_GIVEN INSTRUCTION_
Reproduce the entries word for word, and omit any picture you find in them.

_DATASET RECORDS_
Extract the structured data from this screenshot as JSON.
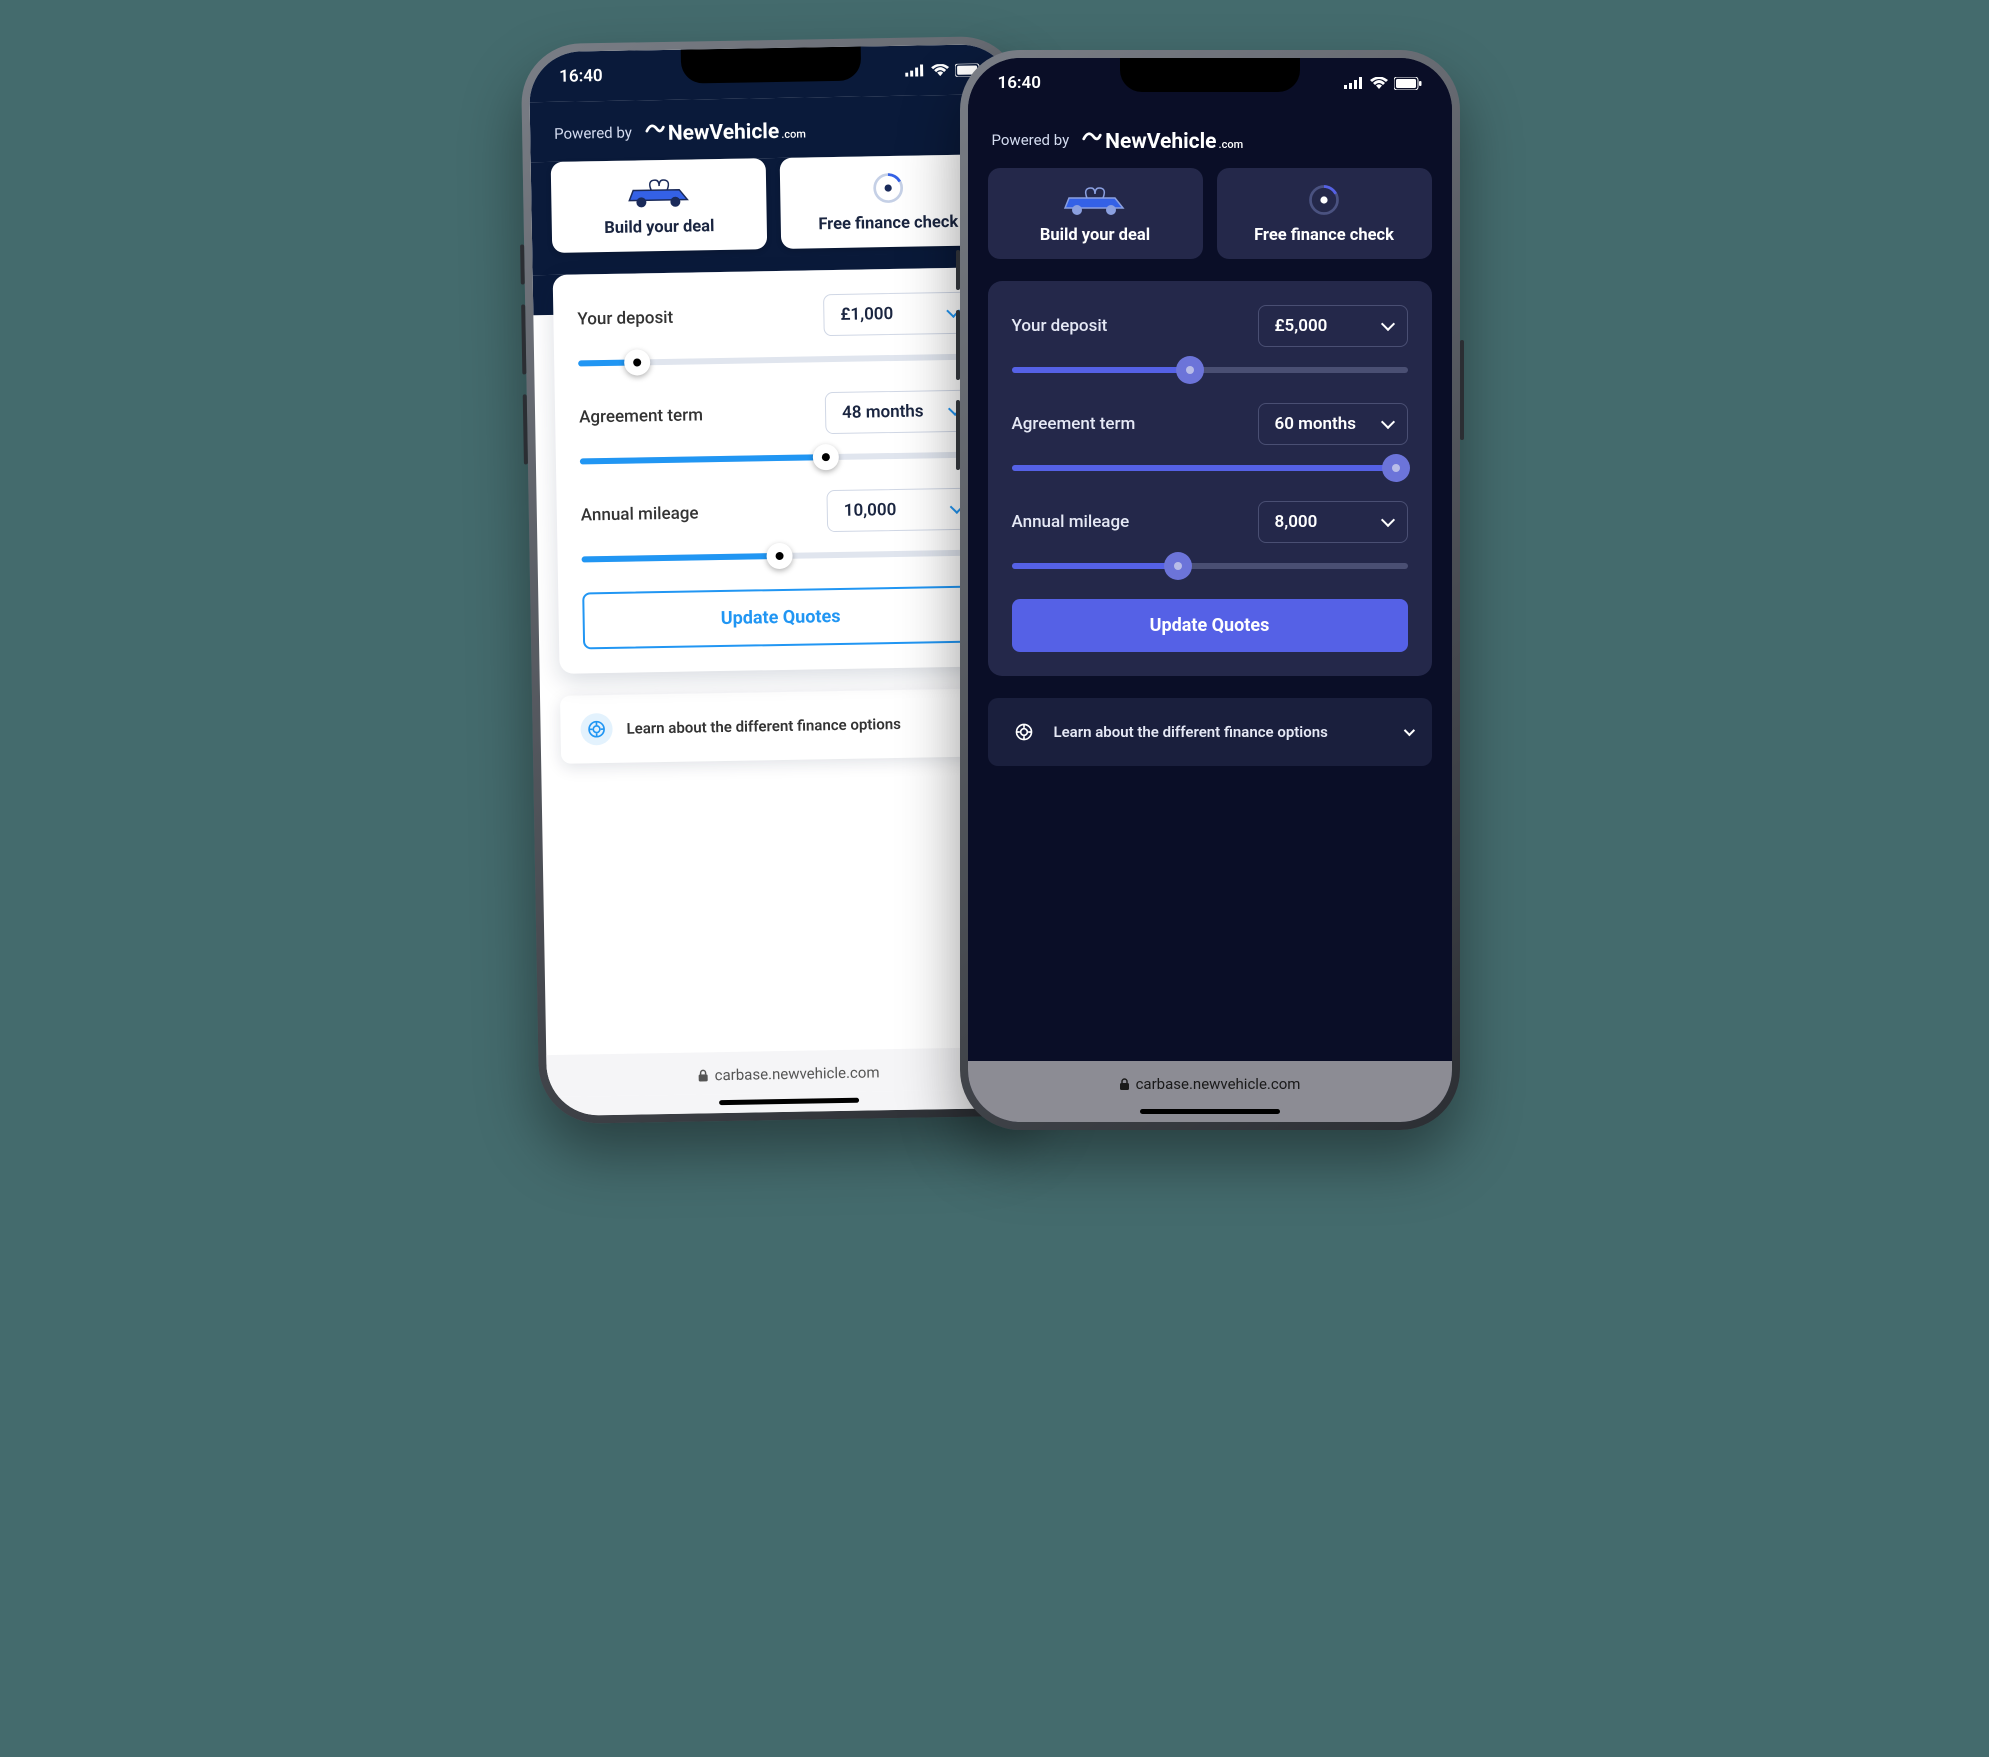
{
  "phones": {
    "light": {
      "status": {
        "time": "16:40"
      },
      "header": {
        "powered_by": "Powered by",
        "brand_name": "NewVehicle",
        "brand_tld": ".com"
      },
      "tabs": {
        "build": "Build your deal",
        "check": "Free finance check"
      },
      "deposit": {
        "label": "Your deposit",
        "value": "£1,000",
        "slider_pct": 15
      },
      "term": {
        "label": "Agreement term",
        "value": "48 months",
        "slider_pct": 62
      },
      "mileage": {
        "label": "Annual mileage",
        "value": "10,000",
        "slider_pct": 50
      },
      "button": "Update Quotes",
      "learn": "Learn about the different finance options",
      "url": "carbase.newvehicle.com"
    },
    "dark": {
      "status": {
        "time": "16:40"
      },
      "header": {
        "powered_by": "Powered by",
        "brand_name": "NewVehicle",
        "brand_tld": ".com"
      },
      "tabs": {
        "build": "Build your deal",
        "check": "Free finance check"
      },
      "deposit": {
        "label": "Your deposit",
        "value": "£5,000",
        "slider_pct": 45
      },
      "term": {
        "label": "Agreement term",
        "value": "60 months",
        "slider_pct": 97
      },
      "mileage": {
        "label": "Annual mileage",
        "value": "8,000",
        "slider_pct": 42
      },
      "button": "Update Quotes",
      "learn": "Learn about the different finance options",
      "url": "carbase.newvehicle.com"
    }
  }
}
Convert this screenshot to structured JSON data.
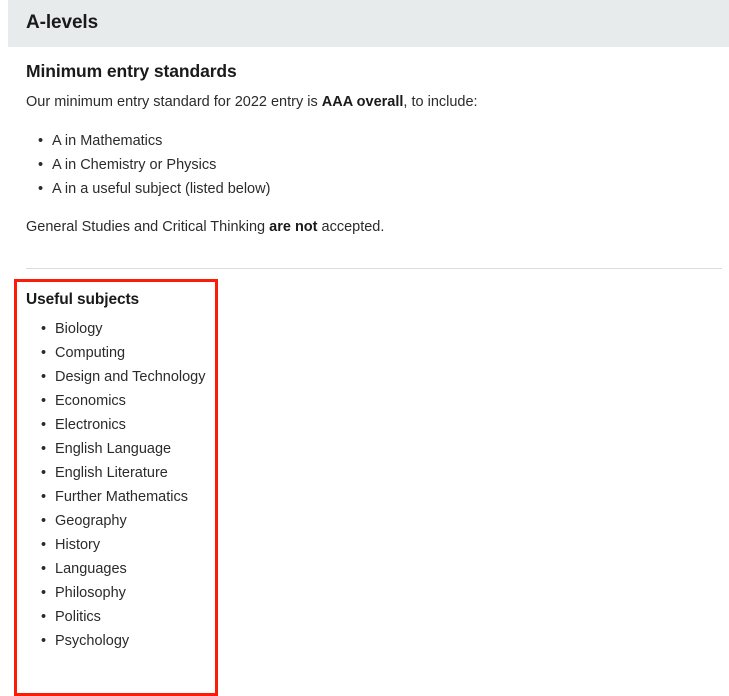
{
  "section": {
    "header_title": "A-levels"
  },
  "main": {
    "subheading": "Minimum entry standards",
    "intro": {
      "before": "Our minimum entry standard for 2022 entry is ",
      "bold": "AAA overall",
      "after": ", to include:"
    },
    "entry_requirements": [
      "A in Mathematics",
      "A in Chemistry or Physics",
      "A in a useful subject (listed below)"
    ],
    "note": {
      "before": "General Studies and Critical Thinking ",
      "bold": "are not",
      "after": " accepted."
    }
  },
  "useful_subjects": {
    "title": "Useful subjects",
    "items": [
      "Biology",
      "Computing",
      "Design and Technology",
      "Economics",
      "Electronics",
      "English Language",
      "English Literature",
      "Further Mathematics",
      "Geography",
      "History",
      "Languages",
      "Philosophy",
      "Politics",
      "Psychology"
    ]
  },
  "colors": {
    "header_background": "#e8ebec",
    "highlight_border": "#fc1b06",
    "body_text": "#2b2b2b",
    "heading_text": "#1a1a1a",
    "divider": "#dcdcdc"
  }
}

_RESULT OF THE EXERCISE_
Extract the structured data from this screenshot as JSON.
{
  "phones": {
    "light": {
      "status": {
        "time": "16:40"
      },
      "header": {
        "powered_by": "Powered by",
        "brand_name": "NewVehicle",
        "brand_tld": ".com"
      },
      "tabs": {
        "build": "Build your deal",
        "check": "Free finance check"
      },
      "deposit": {
        "label": "Your deposit",
        "value": "£1,000",
        "slider_pct": 15
      },
      "term": {
        "label": "Agreement term",
        "value": "48 months",
        "slider_pct": 62
      },
      "mileage": {
        "label": "Annual mileage",
        "value": "10,000",
        "slider_pct": 50
      },
      "button": "Update Quotes",
      "learn": "Learn about the different finance options",
      "url": "carbase.newvehicle.com"
    },
    "dark": {
      "status": {
        "time": "16:40"
      },
      "header": {
        "powered_by": "Powered by",
        "brand_name": "NewVehicle",
        "brand_tld": ".com"
      },
      "tabs": {
        "build": "Build your deal",
        "check": "Free finance check"
      },
      "deposit": {
        "label": "Your deposit",
        "value": "£5,000",
        "slider_pct": 45
      },
      "term": {
        "label": "Agreement term",
        "value": "60 months",
        "slider_pct": 97
      },
      "mileage": {
        "label": "Annual mileage",
        "value": "8,000",
        "slider_pct": 42
      },
      "button": "Update Quotes",
      "learn": "Learn about the different finance options",
      "url": "carbase.newvehicle.com"
    }
  }
}
Convert this screenshot to structured JSON data.
{
  "section": {
    "header_title": "A-levels"
  },
  "main": {
    "subheading": "Minimum entry standards",
    "intro": {
      "before": "Our minimum entry standard for 2022 entry is ",
      "bold": "AAA overall",
      "after": ", to include:"
    },
    "entry_requirements": [
      "A in Mathematics",
      "A in Chemistry or Physics",
      "A in a useful subject (listed below)"
    ],
    "note": {
      "before": "General Studies and Critical Thinking ",
      "bold": "are not",
      "after": " accepted."
    }
  },
  "useful_subjects": {
    "title": "Useful subjects",
    "items": [
      "Biology",
      "Computing",
      "Design and Technology",
      "Economics",
      "Electronics",
      "English Language",
      "English Literature",
      "Further Mathematics",
      "Geography",
      "History",
      "Languages",
      "Philosophy",
      "Politics",
      "Psychology"
    ]
  },
  "colors": {
    "header_background": "#e8ebec",
    "highlight_border": "#fc1b06",
    "body_text": "#2b2b2b",
    "heading_text": "#1a1a1a",
    "divider": "#dcdcdc"
  }
}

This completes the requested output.